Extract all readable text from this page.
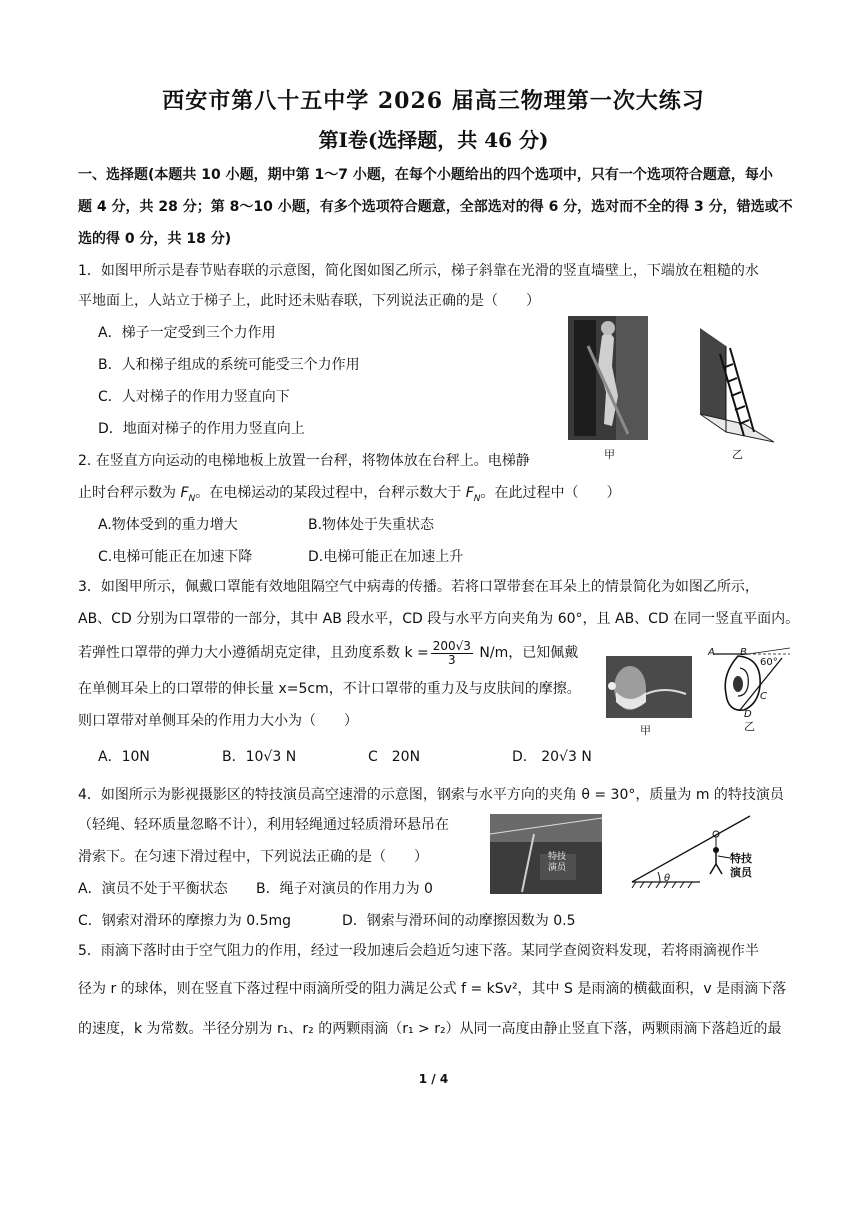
西安市第八十五中学 2026 届高三物理第一次大练习
第Ⅰ卷(选择题，共 46 分)
一、选择题(本题共 10 小题，期中第 1～7 小题，在每个小题给出的四个选项中，只有一个选项符合题意，每小
题 4 分，共 28 分；第 8～10 小题，有多个选项符合题意，全部选对的得 6 分，选对而不全的得 3 分，错选或不
选的得 0 分，共 18 分)
1．如图甲所示是春节贴春联的示意图，简化图如图乙所示，梯子斜靠在光滑的竖直墙壁上，下端放在粗糙的水
平地面上，人站立于梯子上，此时还未贴春联，下列说法正确的是（　　）
A．梯子一定受到三个力作用
B．人和梯子组成的系统可能受三个力作用
C．人对梯子的作用力竖直向下
D．地面对梯子的作用力竖直向上
甲	乙
2. 在竖直方向运动的电梯地板上放置一台秤，将物体放在台秤上。电梯静
止时台秤示数为 $F_N$。在电梯运动的某段过程中，台秤示数大于 $F_N$。在此过程中（　　）
A.物体受到的重力增大	B.物体处于失重状态
C.电梯可能正在加速下降	D.电梯可能正在加速上升
3．如图甲所示，佩戴口罩能有效地阻隔空气中病毒的传播。若将口罩带套在耳朵上的情景简化为如图乙所示，
AB、CD 分别为口罩带的一部分，其中 AB 段水平，CD 段与水平方向夹角为 60°，且 AB、CD 在同一竖直平面内。
若弹性口罩带的弹力大小遵循胡克定律，且劲度系数 $k = \frac{200√3}{3} N/m$，已知佩戴
在单侧耳朵上的口罩带的伸长量 x=5cm，不计口罩带的重力及与皮肤间的摩擦。
则口罩带对单侧耳朵的作用力大小为（　　）
A．10N	B．10√3 N	C　20N	D.　20√3 N
甲
A	B
60°
C
D
乙
4．如图所示为影视摄影区的特技演员高空速滑的示意图，钢索与水平方向的夹角 θ = 30°，质量为 m 的特技演员
（轻绳、轻环质量忽略不计），利用轻绳通过轻质滑环悬吊在
滑索下。在匀速下滑过程中，下列说法正确的是（　　）
A．演员不处于平衡状态 B．绳子对演员的作用力为 0
C．钢索对滑环的摩擦力为 0.5mg	D．钢索与滑环间的动摩擦因数为 0.5
特技
演员
θ
特技
演员
5．雨滴下落时由于空气阻力的作用，经过一段加速后会趋近匀速下落。某同学查阅资料发现，若将雨滴视作半
径为 r 的球体，则在竖直下落过程中雨滴所受的阻力满足公式 f = kSv²，其中 S 是雨滴的横截面积，v 是雨滴下落
的速度，k 为常数。半径分别为 r₁、r₂ 的两颗雨滴（r₁ > r₂）从同一高度由静止竖直下落，两颗雨滴下落趋近的最
1 / 4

§ Problem description
Copy out each line of the records that holds the string "下列说法正确的是".

§ The output
平地面上，人站立于梯子上，此时还未贴春联，下列说法正确的是（　　）
滑索下。在匀速下滑过程中，下列说法正确的是（　　）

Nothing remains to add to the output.